START Provided information

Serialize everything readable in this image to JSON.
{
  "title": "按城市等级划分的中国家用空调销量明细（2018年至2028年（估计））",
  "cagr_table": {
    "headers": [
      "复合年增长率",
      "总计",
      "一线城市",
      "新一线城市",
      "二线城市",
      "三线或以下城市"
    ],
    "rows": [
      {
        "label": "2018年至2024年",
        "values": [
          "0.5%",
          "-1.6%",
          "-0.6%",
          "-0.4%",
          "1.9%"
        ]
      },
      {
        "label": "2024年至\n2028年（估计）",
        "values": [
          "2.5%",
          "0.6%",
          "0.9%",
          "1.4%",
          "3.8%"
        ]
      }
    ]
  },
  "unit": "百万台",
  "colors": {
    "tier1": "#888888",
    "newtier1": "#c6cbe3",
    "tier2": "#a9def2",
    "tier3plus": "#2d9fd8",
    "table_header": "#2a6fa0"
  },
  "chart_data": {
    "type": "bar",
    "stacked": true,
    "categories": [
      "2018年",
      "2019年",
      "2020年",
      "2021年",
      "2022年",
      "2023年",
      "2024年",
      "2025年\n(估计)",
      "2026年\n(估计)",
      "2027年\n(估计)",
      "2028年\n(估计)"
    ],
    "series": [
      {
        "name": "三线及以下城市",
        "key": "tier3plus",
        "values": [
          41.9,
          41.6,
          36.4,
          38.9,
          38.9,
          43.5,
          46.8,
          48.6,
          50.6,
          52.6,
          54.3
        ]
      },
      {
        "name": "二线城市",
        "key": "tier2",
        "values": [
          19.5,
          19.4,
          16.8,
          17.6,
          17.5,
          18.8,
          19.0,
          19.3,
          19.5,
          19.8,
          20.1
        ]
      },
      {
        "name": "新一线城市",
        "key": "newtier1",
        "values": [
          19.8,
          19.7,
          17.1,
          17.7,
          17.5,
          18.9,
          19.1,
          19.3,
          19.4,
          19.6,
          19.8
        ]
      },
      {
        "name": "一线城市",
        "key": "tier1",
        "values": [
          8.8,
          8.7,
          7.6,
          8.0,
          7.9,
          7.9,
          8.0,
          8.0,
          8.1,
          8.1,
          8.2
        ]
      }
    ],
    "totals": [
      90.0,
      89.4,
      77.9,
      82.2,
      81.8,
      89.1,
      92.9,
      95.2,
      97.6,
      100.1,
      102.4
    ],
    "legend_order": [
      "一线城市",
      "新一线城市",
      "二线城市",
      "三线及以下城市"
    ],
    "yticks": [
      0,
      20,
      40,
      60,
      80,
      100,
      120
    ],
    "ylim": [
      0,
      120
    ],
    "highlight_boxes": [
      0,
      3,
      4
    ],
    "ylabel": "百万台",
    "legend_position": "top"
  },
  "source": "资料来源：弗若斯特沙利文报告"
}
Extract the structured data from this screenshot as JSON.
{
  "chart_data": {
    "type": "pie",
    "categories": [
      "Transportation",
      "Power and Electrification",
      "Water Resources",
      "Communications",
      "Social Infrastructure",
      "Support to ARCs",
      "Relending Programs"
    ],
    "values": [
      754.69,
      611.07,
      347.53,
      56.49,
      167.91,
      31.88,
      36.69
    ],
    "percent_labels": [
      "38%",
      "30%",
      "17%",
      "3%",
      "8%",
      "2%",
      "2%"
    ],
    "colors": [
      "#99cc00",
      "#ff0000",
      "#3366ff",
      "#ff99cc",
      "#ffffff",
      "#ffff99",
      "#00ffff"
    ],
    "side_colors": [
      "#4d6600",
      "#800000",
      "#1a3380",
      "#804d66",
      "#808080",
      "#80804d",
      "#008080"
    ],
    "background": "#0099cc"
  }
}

END Provided information

Pick out all lines from the data above in which the word "JSON" appears.

Serialize everything readable in this image to JSON.
Extract the structured data from this screenshot as JSON.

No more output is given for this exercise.